* [出された課題 A]:
ローマ環状線の映画についての文章から、「現代イタリア文学を代表する作」から「いないことを憂うウナギ漁師。」までの部分を、一字も変えずにそのまま書き写してください。

* [渡された文章]:
>>>
少し変わった人たちの人生にスポットライトを当てるロージ監督
大都市ローマを取り巻き、全長約70キロメートルにもわたるという“大動脈”高速道路GRA。その周辺で懸命に生きる少し変わった人たちの人生にスポットライトを当てた『ローマ環状線、めぐりゆく人生たち』。ベネチア国際映画祭で絶賛された作品が日本でも公開される。
現代イタリア文学を代表する作家イタロ・カルヴィーノの幻想小説『見えない都市』にインスパイアされた本作。マルコ・ポーロが奇妙な55都市についてフビライ・ハンに語るというストーリーに触発され、市井の名もなき人びとに寄り添い、切り取られた物語はドキュメンタリーでありながら、その枠組みを超えた野心作でもある。
そんな出色の作品を生み出したのは、これまでメキシコの麻薬カルテルの元暗殺者のインタビューを映画化した「El sicario-Room 164」(原題)で、ベネチア国際映画祭の国際批評家賞に輝くなど、数々のドキュメンタリー作品を手がけてきたジャンフランコ・ロージ監督。登場人物の人生の断片をつうじて高速道路GRAを辿るという、まるでモザイクのような作品を完成させた。
高速道路GRA周辺で懸命に生きる愛すべき人たち
1日の交通量16万台、大都市ローマを取り巻く高速道路GRA。その周辺には旅行者たちが知らない愛すべき人たちの暮らしがある。
木のなかの「音」の世界を研究しつづける植物学者。ブルジョアを装い、偽りのいまを生きる没落貴婦人。不釣合いなモダンな建物に移り住み、あてもなくおしゃべりしながら暮らす老紳士とその娘。毎晩のように事故現場で人命救助をおこない、合間を縫って年老いた母親の面倒をみる救急隊員。伝統を守りつつ、後継者がいないことを憂うウナギ漁師。
<<<
* [作業用の記録]:
>>>
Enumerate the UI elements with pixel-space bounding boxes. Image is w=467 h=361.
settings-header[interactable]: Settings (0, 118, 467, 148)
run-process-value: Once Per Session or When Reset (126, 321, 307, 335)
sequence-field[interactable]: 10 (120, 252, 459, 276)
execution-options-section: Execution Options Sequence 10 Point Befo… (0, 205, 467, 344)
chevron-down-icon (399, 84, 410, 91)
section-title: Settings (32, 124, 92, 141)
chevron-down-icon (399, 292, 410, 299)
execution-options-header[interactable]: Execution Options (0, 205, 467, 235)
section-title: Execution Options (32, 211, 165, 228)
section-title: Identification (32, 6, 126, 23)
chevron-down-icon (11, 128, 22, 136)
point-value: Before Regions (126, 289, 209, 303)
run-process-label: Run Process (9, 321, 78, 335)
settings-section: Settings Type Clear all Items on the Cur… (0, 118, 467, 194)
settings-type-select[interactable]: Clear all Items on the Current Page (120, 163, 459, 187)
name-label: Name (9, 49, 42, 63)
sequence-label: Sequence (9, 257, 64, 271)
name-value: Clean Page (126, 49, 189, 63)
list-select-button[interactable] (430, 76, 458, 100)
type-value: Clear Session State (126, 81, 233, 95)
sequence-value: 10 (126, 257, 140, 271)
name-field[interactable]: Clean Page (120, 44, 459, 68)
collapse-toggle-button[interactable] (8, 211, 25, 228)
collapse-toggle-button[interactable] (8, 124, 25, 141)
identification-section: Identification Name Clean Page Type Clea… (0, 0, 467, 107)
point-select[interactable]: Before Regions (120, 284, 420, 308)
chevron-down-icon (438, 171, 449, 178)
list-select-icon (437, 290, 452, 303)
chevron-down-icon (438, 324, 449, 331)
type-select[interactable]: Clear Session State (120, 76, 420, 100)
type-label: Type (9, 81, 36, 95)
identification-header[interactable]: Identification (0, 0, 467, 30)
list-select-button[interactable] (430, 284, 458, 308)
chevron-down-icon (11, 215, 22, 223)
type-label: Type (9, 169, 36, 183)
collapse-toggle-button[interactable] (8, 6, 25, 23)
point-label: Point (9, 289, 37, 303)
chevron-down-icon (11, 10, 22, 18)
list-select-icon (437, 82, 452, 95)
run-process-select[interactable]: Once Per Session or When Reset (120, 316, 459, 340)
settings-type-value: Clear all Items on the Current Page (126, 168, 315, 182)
<<<
* [出された課題 B]:
上の記録の最初の行から「settings-section: Settings Type」を含む行まで（その行も含めて）を、そっくりそのまま書き直してください。

* [課題の答え A]:
現代イタリア文学を代表する作家イタロ・カルヴィーノの幻想小説『見えない都市』にインスパイアされた本作。マルコ・ポーロが奇妙な55都市についてフビライ・ハンに語るというストーリーに触発され、市井の名もなき人びとに寄り添い、切り取られた物語はドキュメンタリーでありながら、その枠組みを超えた野心作でもある。
そんな出色の作品を生み出したのは、これまでメキシコの麻薬カルテルの元暗殺者のインタビューを映画化した「El sicario-Room 164」(原題)で、ベネチア国際映画祭の国際批評家賞に輝くなど、数々のドキュメンタリー作品を手がけてきたジャンフランコ・ロージ監督。登場人物の人生の断片をつうじて高速道路GRAを辿るという、まるでモザイクのような作品を完成させた。
高速道路GRA周辺で懸命に生きる愛すべき人たち
1日の交通量16万台、大都市ローマを取り巻く高速道路GRA。その周辺には旅行者たちが知らない愛すべき人たちの暮らしがある。
木のなかの「音」の世界を研究しつづける植物学者。ブルジョアを装い、偽りのいまを生きる没落貴婦人。不釣合いなモダンな建物に移り住み、あてもなくおしゃべりしながら暮らす老紳士とその娘。毎晩のように事故現場で人命救助をおこない、合間を縫って年老いた母親の面倒をみる救急隊員。伝統を守りつつ、後継者がいないことを憂うウナギ漁師。

* [課題の答え B]:
Enumerate the UI elements with pixel-space bounding boxes. Image is w=467 h=361.
settings-header[interactable]: Settings (0, 118, 467, 148)
run-process-value: Once Per Session or When Reset (126, 321, 307, 335)
sequence-field[interactable]: 10 (120, 252, 459, 276)
execution-options-section: Execution Options Sequence 10 Point Befo… (0, 205, 467, 344)
chevron-down-icon (399, 84, 410, 91)
section-title: Settings (32, 124, 92, 141)
chevron-down-icon (399, 292, 410, 299)
execution-options-header[interactable]: Execution Options (0, 205, 467, 235)
section-title: Execution Options (32, 211, 165, 228)
section-title: Identification (32, 6, 126, 23)
chevron-down-icon (11, 128, 22, 136)
point-value: Before Regions (126, 289, 209, 303)
run-process-label: Run Process (9, 321, 78, 335)
settings-section: Settings Type Clear all Items on the Cur… (0, 118, 467, 194)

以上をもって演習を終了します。